Given exercise: Swap "bounding boxes" for "coordinates" in the data, starting at the first line and ending at the line containing "candle-body[interactable] xyxy=(604,230,617,252)", and write out only those lines with nothing else changed.

Input for this task:
[BEGIN]

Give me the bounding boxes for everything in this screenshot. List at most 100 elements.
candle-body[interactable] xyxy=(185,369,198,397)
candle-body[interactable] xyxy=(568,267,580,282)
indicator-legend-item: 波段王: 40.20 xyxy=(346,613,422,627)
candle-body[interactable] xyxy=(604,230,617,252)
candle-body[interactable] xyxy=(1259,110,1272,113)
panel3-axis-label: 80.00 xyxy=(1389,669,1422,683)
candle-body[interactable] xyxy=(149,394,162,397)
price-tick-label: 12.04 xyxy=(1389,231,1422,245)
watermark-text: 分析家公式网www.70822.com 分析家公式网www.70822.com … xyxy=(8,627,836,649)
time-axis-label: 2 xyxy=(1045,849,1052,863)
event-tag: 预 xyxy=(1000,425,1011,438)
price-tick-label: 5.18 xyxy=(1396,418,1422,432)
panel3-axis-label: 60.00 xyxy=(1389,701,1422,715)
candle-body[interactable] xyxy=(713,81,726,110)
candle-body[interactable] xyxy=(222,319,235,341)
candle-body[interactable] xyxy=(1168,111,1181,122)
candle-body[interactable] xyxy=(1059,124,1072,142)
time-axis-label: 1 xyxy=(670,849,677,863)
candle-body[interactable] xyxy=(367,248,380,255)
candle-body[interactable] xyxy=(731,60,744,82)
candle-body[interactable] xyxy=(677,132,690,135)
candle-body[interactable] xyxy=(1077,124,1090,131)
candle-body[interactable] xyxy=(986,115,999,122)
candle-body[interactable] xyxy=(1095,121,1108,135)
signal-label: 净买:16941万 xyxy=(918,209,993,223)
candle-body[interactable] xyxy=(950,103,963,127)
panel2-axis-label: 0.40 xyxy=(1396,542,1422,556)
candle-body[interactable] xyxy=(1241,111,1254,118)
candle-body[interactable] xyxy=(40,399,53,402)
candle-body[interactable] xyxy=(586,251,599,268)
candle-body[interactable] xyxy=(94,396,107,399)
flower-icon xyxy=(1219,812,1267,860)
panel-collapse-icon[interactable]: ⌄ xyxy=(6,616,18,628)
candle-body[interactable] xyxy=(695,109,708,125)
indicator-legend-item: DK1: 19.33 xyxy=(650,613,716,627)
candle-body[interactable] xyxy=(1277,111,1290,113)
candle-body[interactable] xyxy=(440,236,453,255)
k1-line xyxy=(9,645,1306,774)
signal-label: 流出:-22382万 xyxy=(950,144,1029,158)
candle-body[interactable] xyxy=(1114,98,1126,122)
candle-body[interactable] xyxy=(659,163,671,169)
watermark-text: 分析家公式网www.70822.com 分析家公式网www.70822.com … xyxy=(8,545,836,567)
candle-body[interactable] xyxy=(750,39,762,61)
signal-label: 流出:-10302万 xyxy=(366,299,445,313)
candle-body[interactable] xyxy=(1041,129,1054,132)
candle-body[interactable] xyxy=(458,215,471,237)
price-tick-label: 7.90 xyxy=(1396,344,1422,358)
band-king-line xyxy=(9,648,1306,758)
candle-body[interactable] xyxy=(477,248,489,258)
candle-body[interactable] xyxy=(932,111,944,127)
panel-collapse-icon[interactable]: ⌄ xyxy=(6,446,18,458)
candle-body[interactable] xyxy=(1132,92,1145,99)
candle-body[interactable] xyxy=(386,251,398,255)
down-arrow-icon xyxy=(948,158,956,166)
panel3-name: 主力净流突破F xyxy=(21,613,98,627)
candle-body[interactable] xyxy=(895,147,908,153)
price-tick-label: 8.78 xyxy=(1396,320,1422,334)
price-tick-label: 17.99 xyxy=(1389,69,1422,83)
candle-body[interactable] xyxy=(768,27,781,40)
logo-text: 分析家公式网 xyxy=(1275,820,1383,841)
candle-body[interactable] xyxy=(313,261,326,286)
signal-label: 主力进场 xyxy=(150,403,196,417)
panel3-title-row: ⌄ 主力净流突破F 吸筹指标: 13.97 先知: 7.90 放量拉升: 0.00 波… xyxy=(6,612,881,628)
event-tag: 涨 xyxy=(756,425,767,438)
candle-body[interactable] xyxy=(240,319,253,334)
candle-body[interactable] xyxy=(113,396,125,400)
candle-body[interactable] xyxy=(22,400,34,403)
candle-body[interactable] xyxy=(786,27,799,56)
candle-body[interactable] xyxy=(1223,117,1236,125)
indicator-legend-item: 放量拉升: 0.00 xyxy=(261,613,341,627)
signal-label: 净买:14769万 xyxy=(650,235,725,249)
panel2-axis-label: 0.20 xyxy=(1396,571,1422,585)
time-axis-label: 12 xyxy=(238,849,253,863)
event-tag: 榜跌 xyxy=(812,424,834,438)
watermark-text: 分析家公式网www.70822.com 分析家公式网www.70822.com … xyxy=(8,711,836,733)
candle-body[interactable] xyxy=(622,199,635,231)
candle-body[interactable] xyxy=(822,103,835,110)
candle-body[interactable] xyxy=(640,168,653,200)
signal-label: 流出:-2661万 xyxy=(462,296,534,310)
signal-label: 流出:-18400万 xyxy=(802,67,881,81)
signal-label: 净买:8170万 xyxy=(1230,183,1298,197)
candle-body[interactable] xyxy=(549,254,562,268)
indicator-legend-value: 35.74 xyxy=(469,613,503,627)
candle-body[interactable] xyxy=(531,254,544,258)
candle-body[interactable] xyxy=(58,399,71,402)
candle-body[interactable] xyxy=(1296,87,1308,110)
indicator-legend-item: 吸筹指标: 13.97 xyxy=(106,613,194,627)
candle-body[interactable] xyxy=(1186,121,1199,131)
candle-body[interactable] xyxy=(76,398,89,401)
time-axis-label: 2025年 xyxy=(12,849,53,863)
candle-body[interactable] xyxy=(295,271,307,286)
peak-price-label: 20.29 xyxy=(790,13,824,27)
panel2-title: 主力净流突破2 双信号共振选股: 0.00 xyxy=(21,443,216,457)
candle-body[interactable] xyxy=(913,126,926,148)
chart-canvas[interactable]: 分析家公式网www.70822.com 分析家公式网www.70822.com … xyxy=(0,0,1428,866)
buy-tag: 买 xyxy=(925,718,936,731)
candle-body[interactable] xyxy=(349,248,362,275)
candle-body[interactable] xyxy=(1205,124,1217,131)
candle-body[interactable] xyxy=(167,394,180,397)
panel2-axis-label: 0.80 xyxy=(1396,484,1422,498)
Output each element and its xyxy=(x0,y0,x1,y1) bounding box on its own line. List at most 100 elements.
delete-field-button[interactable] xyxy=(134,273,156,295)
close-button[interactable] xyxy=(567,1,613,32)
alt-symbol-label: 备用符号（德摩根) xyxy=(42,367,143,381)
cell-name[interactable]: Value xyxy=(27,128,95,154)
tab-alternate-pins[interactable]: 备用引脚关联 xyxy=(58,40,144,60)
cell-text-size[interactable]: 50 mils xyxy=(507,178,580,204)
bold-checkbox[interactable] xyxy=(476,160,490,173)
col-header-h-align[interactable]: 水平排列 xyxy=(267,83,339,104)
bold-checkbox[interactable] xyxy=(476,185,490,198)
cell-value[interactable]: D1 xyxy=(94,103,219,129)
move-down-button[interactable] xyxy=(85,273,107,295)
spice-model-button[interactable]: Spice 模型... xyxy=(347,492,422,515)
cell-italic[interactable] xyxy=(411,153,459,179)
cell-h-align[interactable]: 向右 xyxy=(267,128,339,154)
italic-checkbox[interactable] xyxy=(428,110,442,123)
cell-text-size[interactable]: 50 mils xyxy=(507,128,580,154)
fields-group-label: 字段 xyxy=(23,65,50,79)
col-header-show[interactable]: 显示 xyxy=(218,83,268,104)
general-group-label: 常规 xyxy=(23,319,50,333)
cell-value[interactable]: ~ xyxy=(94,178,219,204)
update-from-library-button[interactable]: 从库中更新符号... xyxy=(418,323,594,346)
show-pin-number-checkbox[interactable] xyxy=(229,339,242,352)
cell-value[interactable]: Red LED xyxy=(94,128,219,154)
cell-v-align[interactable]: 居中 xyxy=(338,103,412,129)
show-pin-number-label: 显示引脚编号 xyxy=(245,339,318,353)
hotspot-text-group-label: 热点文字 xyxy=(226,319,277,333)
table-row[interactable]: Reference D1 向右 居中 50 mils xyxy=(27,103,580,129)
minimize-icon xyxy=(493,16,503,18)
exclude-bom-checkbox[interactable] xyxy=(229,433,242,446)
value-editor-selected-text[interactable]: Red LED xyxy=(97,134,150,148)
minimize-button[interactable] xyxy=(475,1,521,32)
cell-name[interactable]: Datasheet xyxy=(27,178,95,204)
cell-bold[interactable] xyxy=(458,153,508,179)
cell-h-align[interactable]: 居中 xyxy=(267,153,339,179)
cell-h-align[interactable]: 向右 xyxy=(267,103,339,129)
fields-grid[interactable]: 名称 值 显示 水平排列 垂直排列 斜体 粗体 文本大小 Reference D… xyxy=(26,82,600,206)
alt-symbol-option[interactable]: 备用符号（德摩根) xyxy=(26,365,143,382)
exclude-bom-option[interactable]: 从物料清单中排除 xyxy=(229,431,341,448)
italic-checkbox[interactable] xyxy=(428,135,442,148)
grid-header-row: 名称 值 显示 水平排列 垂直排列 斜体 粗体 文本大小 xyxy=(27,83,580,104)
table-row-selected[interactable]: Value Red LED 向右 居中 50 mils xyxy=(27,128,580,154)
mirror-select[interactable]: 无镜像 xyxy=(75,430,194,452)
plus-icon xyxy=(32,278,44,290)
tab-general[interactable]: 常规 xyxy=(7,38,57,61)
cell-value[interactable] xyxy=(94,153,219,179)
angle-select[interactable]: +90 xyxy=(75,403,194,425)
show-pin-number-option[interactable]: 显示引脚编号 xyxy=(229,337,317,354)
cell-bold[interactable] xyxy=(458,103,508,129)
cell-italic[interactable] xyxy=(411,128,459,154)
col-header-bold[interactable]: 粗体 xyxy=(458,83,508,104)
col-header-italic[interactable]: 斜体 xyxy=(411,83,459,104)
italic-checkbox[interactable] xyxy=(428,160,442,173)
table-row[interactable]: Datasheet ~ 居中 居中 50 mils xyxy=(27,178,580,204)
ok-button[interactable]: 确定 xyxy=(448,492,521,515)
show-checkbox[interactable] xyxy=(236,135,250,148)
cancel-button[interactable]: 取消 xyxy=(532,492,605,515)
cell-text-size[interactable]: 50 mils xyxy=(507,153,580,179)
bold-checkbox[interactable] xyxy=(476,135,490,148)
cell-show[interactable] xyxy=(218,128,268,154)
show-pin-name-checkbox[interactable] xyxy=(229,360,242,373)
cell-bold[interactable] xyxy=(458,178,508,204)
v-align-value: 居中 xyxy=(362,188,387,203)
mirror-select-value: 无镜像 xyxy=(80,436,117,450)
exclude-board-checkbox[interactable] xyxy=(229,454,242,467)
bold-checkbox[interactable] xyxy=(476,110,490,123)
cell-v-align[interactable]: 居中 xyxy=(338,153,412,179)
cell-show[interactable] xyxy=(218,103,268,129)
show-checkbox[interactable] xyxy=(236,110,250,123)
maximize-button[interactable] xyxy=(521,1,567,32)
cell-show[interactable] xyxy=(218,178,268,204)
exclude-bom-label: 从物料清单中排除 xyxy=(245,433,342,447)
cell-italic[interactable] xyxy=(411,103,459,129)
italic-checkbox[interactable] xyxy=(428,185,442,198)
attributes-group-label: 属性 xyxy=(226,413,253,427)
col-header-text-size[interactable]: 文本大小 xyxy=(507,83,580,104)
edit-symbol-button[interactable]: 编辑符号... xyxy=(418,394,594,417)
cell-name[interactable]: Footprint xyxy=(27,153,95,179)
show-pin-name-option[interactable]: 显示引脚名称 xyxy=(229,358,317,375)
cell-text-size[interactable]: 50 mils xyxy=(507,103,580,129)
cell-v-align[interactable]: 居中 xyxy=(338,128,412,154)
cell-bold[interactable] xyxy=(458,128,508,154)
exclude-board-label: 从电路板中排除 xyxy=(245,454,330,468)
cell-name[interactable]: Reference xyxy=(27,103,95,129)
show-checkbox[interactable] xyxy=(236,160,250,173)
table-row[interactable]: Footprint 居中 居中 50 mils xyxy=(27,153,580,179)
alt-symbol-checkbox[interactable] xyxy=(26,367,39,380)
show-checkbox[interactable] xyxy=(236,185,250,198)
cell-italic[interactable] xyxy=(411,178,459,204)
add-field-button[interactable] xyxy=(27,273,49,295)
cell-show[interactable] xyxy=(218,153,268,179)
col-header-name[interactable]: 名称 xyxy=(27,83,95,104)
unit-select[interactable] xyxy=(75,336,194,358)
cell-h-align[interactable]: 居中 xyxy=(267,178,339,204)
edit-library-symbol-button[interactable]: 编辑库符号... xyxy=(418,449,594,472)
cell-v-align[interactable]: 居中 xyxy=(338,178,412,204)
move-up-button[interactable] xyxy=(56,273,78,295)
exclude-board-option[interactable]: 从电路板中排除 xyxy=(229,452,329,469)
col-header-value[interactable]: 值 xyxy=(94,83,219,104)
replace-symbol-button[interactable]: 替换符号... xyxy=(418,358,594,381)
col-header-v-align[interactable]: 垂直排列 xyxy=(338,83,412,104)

[END]

Answer:
Give me the coordinates for everything in this screenshot. List at most 100 elements.
candle-body[interactable] xyxy=(185,369,198,397)
candle-body[interactable] xyxy=(568,267,580,282)
indicator-legend-item: 波段王: 40.20 xyxy=(346,613,422,627)
candle-body[interactable] xyxy=(604,230,617,252)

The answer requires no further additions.